* Exercise materials
· · · · · · ·
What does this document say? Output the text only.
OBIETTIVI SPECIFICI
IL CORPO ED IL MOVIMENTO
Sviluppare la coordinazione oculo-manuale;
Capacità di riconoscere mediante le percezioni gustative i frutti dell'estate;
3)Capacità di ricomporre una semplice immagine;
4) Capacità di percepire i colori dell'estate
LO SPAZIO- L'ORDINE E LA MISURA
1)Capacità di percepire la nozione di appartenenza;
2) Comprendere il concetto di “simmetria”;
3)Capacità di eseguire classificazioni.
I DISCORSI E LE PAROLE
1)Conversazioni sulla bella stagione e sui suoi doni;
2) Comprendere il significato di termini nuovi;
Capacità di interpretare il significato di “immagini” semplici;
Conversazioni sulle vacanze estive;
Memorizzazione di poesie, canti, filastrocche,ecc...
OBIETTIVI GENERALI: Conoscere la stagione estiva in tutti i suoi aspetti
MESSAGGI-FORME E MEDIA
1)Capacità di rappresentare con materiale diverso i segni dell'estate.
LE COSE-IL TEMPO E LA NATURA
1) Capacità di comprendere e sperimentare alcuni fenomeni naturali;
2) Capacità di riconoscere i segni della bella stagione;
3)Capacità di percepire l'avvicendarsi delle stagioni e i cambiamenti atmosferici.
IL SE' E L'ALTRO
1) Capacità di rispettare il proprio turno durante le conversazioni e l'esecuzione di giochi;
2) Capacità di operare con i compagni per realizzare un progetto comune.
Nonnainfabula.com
· · · · · · ·
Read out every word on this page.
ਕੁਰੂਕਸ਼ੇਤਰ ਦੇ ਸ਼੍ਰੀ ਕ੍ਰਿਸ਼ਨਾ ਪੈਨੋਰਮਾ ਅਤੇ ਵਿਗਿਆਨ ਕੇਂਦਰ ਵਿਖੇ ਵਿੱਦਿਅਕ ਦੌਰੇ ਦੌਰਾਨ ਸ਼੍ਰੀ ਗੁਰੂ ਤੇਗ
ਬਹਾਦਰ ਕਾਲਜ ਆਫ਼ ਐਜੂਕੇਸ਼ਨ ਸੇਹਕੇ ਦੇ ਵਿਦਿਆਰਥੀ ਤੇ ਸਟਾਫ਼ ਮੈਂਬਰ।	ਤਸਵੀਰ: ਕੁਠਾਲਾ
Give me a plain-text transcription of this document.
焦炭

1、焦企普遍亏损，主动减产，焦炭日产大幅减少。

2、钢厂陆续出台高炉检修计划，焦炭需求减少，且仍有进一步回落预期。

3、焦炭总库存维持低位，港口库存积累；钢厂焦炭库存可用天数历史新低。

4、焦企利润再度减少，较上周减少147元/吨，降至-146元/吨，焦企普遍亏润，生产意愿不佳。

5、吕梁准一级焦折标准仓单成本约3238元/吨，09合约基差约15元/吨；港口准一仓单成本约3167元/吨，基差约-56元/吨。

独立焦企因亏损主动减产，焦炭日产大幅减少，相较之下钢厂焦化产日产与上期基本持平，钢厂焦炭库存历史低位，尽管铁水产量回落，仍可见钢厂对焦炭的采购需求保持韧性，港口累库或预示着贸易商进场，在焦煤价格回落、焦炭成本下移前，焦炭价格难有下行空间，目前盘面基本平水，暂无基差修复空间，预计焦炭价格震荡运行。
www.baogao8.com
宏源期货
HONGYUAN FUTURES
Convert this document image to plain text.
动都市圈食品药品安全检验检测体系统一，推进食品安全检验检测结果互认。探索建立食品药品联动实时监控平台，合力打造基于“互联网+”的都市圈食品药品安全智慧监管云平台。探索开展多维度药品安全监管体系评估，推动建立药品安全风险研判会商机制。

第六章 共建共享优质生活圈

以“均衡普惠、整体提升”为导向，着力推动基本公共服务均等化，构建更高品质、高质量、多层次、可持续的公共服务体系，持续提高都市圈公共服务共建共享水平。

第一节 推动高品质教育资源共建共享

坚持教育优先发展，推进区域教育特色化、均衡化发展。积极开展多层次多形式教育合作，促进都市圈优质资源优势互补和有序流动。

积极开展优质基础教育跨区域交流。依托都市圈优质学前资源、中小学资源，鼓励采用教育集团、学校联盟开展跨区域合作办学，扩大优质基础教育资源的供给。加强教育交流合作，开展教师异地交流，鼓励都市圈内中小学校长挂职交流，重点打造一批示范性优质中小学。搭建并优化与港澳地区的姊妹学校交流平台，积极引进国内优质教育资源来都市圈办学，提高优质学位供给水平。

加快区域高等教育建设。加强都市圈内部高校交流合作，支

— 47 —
· · · · · · ·
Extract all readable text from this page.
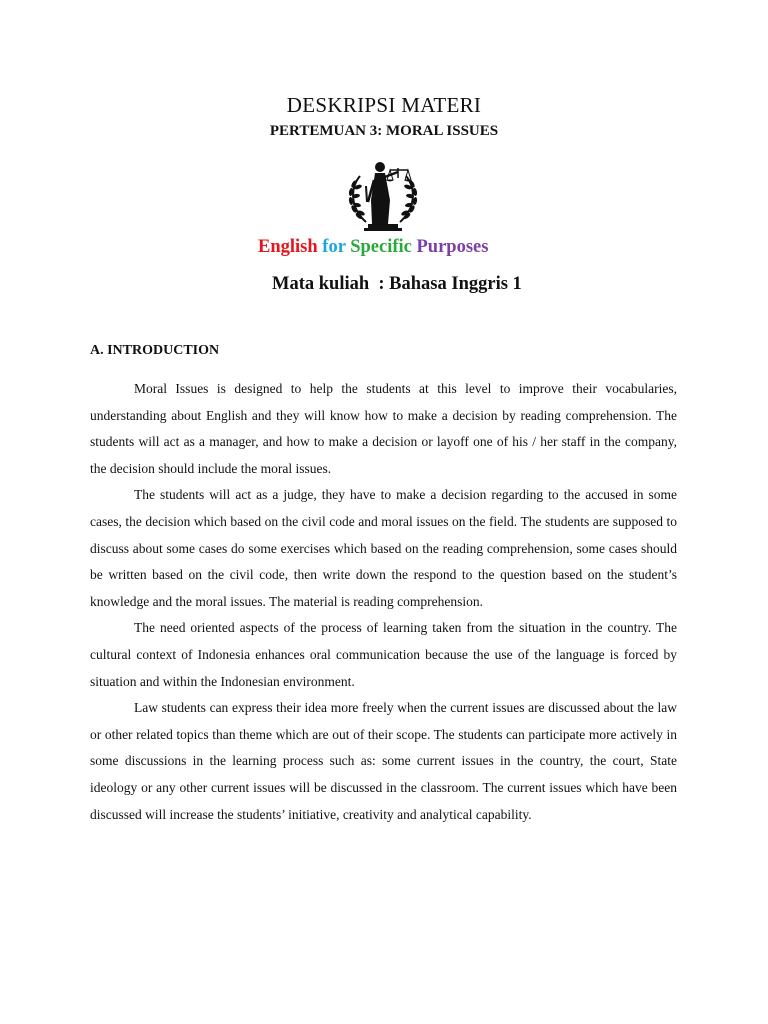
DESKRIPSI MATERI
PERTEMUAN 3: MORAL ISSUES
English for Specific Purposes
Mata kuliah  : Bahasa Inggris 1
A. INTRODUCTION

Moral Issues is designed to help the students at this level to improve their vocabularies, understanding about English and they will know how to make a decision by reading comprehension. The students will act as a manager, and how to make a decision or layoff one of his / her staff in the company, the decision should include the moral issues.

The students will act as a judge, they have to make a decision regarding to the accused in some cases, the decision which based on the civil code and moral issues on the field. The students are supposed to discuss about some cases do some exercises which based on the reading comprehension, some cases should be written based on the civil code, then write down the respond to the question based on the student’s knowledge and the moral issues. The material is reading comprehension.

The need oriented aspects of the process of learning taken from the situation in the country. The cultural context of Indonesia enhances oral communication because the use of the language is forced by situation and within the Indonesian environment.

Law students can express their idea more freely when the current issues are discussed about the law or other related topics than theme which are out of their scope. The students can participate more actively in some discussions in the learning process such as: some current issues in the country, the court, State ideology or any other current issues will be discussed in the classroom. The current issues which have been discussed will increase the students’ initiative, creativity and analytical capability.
· · · · · · ·
The records are above. How many lines in them contain the word "percepire"? Give the number alone.

* Task response
3